__REQUIRED WORK__. Copy down every line where the string "para" shows up.

__MATERIAL__.
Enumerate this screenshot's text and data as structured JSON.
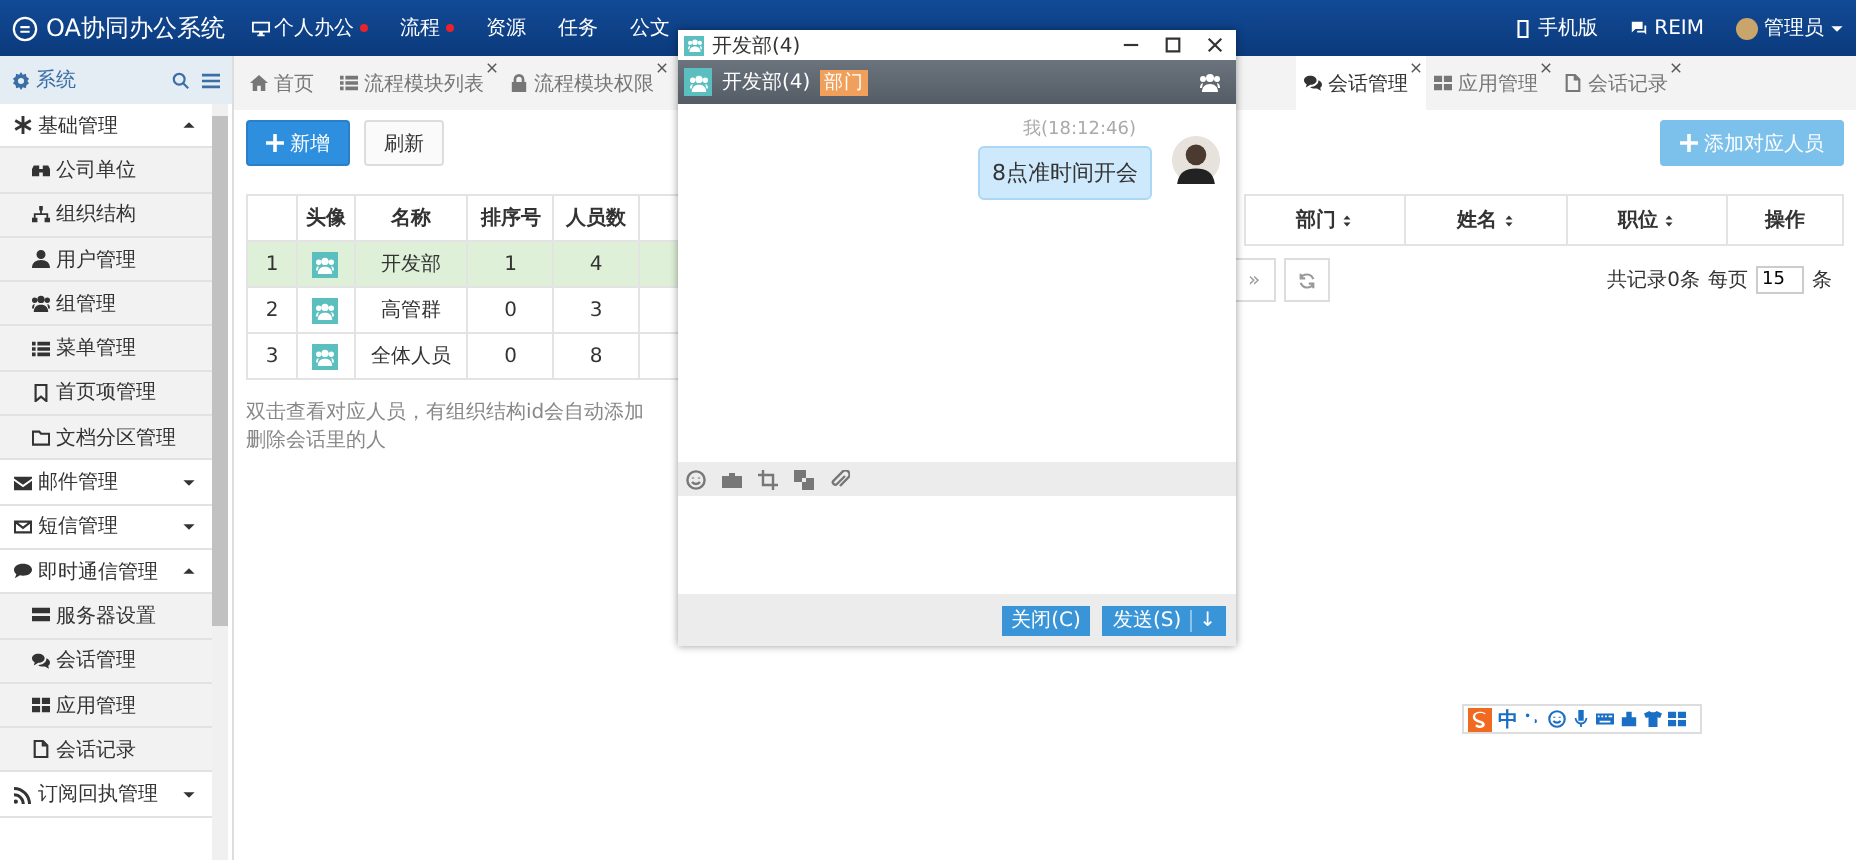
{
  "app": {
    "title": "OA协同办公系统"
  },
  "nav": [
    {
      "label": "个人办公",
      "dot": true,
      "selected": false
    },
    {
      "label": "流程",
      "dot": true,
      "selected": false
    },
    {
      "label": "资源",
      "dot": false,
      "selected": false
    },
    {
      "label": "任务",
      "dot": false,
      "selected": false
    },
    {
      "label": "公文",
      "dot": false,
      "selected": false
    }
  ],
  "top_right": [
    {
      "label": "手机版"
    },
    {
      "label": "REIM"
    },
    {
      "label": "管理员"
    }
  ],
  "sidebar": {
    "title": "系统",
    "groups": [
      {
        "label": "基础管理",
        "expanded": true,
        "children": [
          {
            "label": "公司单位"
          },
          {
            "label": "组织结构"
          },
          {
            "label": "用户管理"
          },
          {
            "label": "组管理"
          },
          {
            "label": "菜单管理"
          },
          {
            "label": "首页项管理"
          },
          {
            "label": "文档分区管理"
          }
        ]
      },
      {
        "label": "邮件管理",
        "expanded": false
      },
      {
        "label": "短信管理",
        "expanded": false
      },
      {
        "label": "即时通信管理",
        "expanded": true,
        "children": [
          {
            "label": "服务器设置"
          },
          {
            "label": "会话管理"
          },
          {
            "label": "应用管理"
          },
          {
            "label": "会话记录"
          }
        ]
      },
      {
        "label": "订阅回执管理",
        "expanded": false
      }
    ]
  },
  "tabs": [
    {
      "label": "首页",
      "closable": false,
      "selected": false
    },
    {
      "label": "流程模块列表",
      "closable": true,
      "selected": false
    },
    {
      "label": "流程模块权限",
      "closable": true,
      "selected": false
    },
    {
      "label": "会话管理",
      "closable": true,
      "selected": true
    },
    {
      "label": "应用管理",
      "closable": true,
      "selected": false
    },
    {
      "label": "会话记录",
      "closable": true,
      "selected": false
    }
  ],
  "left_panel": {
    "buttons": [
      {
        "label": "新增",
        "kind": "primary"
      },
      {
        "label": "刷新",
        "kind": "default"
      }
    ],
    "columns": [
      "头像",
      "名称",
      "排序号",
      "人员数"
    ],
    "rows": [
      {
        "index": "1",
        "name": "开发部",
        "sort": "1",
        "count": "4",
        "selected": true
      },
      {
        "index": "2",
        "name": "高管群",
        "sort": "0",
        "count": "3",
        "selected": false
      },
      {
        "index": "3",
        "name": "全体人员",
        "sort": "0",
        "count": "8",
        "selected": false
      }
    ],
    "note": "双击查看对应人员，有组织结构id会自动添加删除会话里的人"
  },
  "right_panel": {
    "add_button": {
      "label": "添加对应人员",
      "disabled": true
    },
    "columns": [
      {
        "label": "部门",
        "sortable": true
      },
      {
        "label": "姓名",
        "sortable": true
      },
      {
        "label": "职位",
        "sortable": true
      },
      {
        "label": "操作",
        "sortable": false
      }
    ],
    "pager": {
      "next": "»",
      "total": "共记录0条",
      "per_page": "每页",
      "page_size": "15",
      "unit": "条"
    }
  },
  "chat_window": {
    "title": "开发部(4)",
    "name": "开发部(4)",
    "badge": "部门",
    "messages": [
      {
        "sender": "我(18:12:46)",
        "text": "8点准时间开会",
        "mine": true
      }
    ],
    "buttons": [
      {
        "label": "关闭(C)"
      },
      {
        "label": "发送(S)",
        "menu": "↓"
      }
    ]
  },
  "ime": {
    "mode": "中"
  }
}
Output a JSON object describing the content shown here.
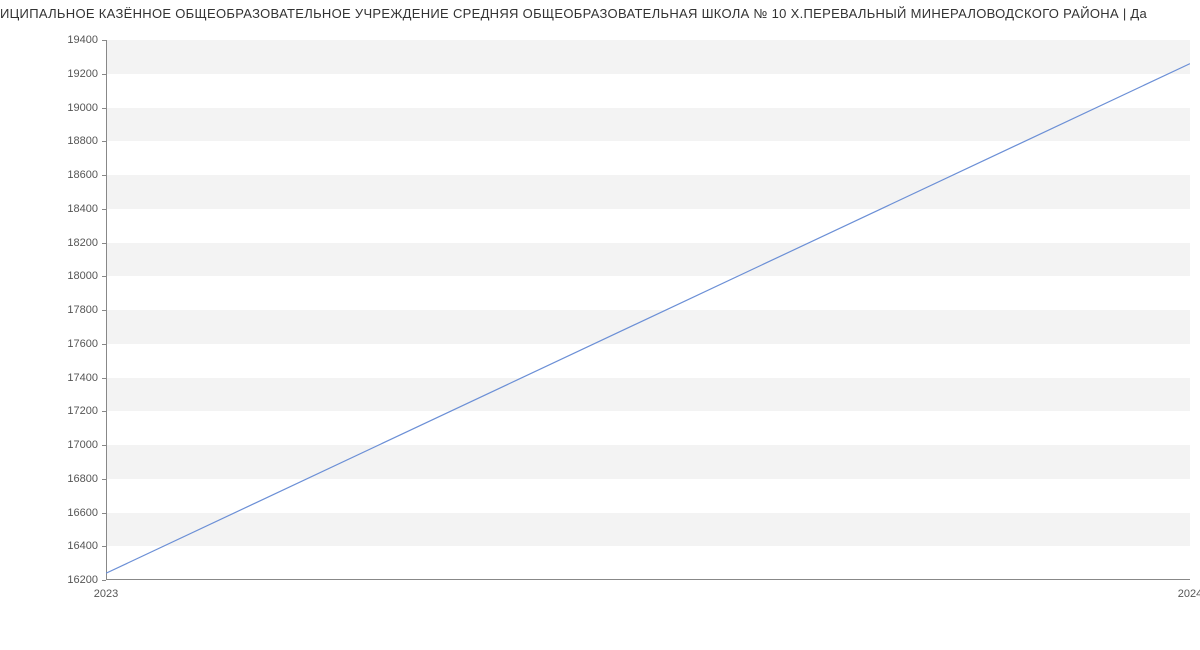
{
  "chart_data": {
    "type": "line",
    "title": "ИЦИПАЛЬНОЕ КАЗЁННОЕ ОБЩЕОБРАЗОВАТЕЛЬНОЕ УЧРЕЖДЕНИЕ СРЕДНЯЯ ОБЩЕОБРАЗОВАТЕЛЬНАЯ ШКОЛА № 10 Х.ПЕРЕВАЛЬНЫЙ МИНЕРАЛОВОДСКОГО РАЙОНА | Да",
    "x": [
      "2023",
      "2024"
    ],
    "values": [
      16240,
      19260
    ],
    "xlabel": "",
    "ylabel": "",
    "ylim": [
      16200,
      19400
    ],
    "y_ticks": [
      16200,
      16400,
      16600,
      16800,
      17000,
      17200,
      17400,
      17600,
      17800,
      18000,
      18200,
      18400,
      18600,
      18800,
      19000,
      19200,
      19400
    ],
    "line_color": "#6b8fd6"
  }
}
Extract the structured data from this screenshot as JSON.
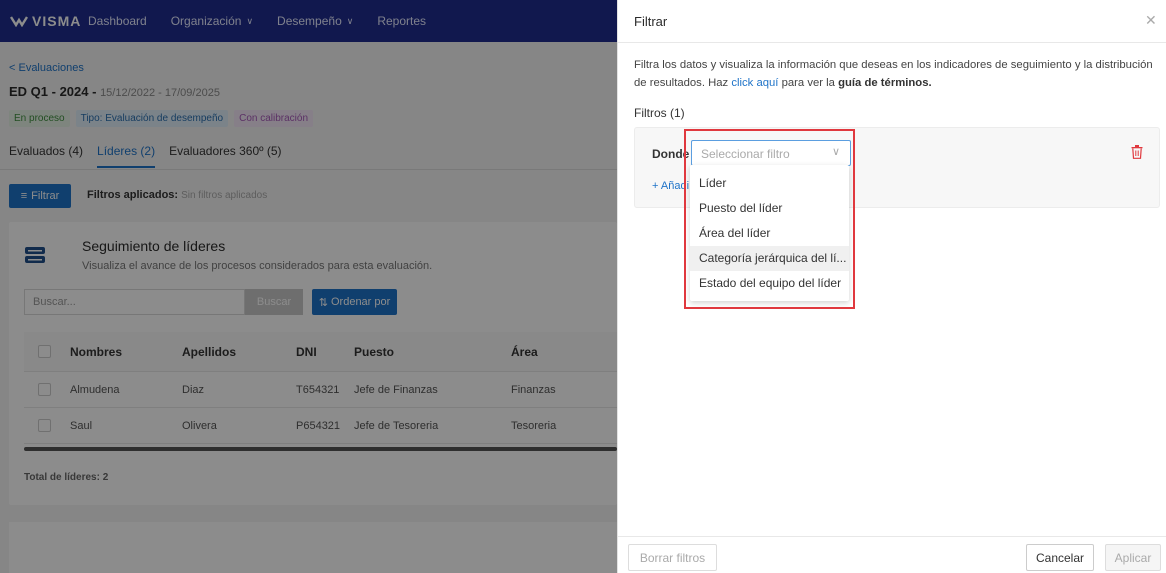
{
  "topbar": {
    "brand": "VISMA",
    "nav": [
      {
        "label": "Dashboard",
        "chevron": false
      },
      {
        "label": "Organización",
        "chevron": true
      },
      {
        "label": "Desempeño",
        "chevron": true
      },
      {
        "label": "Reportes",
        "chevron": false
      }
    ]
  },
  "page": {
    "back_link": "< Evaluaciones",
    "title": "ED Q1 - 2024",
    "title_sep": " - ",
    "dates": "15/12/2022 - 17/09/2025",
    "badges": [
      "En proceso",
      "Tipo: Evaluación de desempeño",
      "Con calibración"
    ],
    "tabs": [
      "Evaluados (4)",
      "Líderes (2)",
      "Evaluadores 360º (5)"
    ],
    "filter_button": "Filtrar",
    "applied_label": "Filtros aplicados:",
    "applied_value": "Sin filtros aplicados"
  },
  "card": {
    "title": "Seguimiento de líderes",
    "subtitle": "Visualiza el avance de los procesos considerados para esta evaluación.",
    "search_placeholder": "Buscar...",
    "search_button": "Buscar",
    "order_button": "Ordenar por",
    "columns": [
      "Nombres",
      "Apellidos",
      "DNI",
      "Puesto",
      "Área"
    ],
    "rows": [
      [
        "Almudena",
        "Diaz",
        "T654321",
        "Jefe de Finanzas",
        "Finanzas"
      ],
      [
        "Saul",
        "Olivera",
        "P654321",
        "Jefe de Tesoreria",
        "Tesoreria"
      ]
    ],
    "total": "Total de líderes: 2"
  },
  "panel": {
    "title": "Filtrar",
    "description_start": "Filtra los datos y visualiza la información que deseas en los indicadores de seguimiento y la distribución de resultados. Haz ",
    "description_link": "click aquí",
    "description_mid": " para ver la ",
    "description_bold": "guía de términos.",
    "filters_count": "Filtros (1)",
    "where_label": "Donde",
    "select_placeholder": "Seleccionar filtro",
    "add_link": "+ Añadi",
    "options": [
      "Líder",
      "Puesto del líder",
      "Área del líder",
      "Categoría jerárquica del lí...",
      "Estado del equipo del líder"
    ],
    "highlighted_option": 3,
    "buttons": {
      "clear": "Borrar filtros",
      "cancel": "Cancelar",
      "apply": "Aplicar"
    }
  },
  "colors": {
    "primary": "#1e73c8",
    "topbar": "#1f2d8f",
    "highlight_border": "#e0383e",
    "delete": "#e0383e"
  }
}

__EXERCISE RESULT__.
    "subtitle": "Visualiza el avance de los procesos considerados para esta evaluación.",
    "description_mid": " para ver la ",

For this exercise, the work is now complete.